Do this:
Find and copy every line in the records that includes the string "open".

[A block of data]

• • • • •

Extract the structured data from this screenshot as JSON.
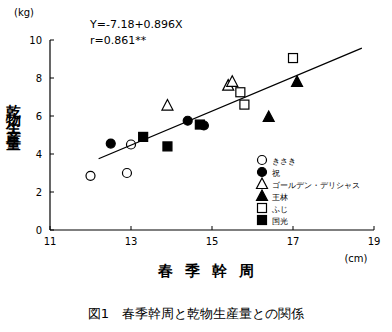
{
  "chart_data": {
    "type": "scatter",
    "title": "図1　春季幹周と乾物生産量との関係",
    "x_label": "春季幹周",
    "x_unit": "(cm)",
    "y_label": "乾物生産量",
    "y_unit": "(kg)",
    "annotations": [
      "Y=-7.18+0.896X",
      "r=0.861**"
    ],
    "xlim": [
      11,
      19
    ],
    "xticks": [
      11,
      13,
      15,
      17,
      19
    ],
    "ylim": [
      0,
      10
    ],
    "yticks": [
      0,
      2,
      4,
      6,
      8,
      10
    ],
    "grid": false,
    "legend": "lower right",
    "series": [
      {
        "name": "きさき",
        "color": "#000000",
        "marker": "circle-open",
        "x": [
          12.0,
          12.9,
          13.0
        ],
        "values": [
          2.85,
          3.0,
          4.5
        ]
      },
      {
        "name": "祝",
        "color": "#000000",
        "marker": "circle-filled",
        "x": [
          12.5,
          14.4,
          14.8
        ],
        "values": [
          4.55,
          5.75,
          5.5
        ]
      },
      {
        "name": "ゴールデン・デリシャス",
        "color": "#000000",
        "marker": "triangle-open",
        "x": [
          13.9,
          15.4,
          15.5
        ],
        "values": [
          6.55,
          7.6,
          7.8
        ]
      },
      {
        "name": "王林",
        "color": "#000000",
        "marker": "triangle-filled",
        "x": [
          16.4,
          17.1
        ],
        "values": [
          5.95,
          7.8
        ]
      },
      {
        "name": "ふじ",
        "color": "#000000",
        "marker": "square-open",
        "x": [
          15.7,
          15.8,
          17.0
        ],
        "values": [
          7.25,
          6.6,
          9.05
        ]
      },
      {
        "name": "国光",
        "color": "#000000",
        "marker": "square-filled",
        "x": [
          13.3,
          13.9,
          14.7
        ],
        "values": [
          4.9,
          4.4,
          5.55
        ]
      },
      {
        "type": "line",
        "line_style": "solid",
        "color": "#000000",
        "x": [
          12.2,
          18.7
        ],
        "values": [
          3.75,
          9.57
        ]
      }
    ]
  }
}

• • • • •

Expected answer:
        "marker": "circle-open",
        "marker": "triangle-open",
        "marker": "square-open",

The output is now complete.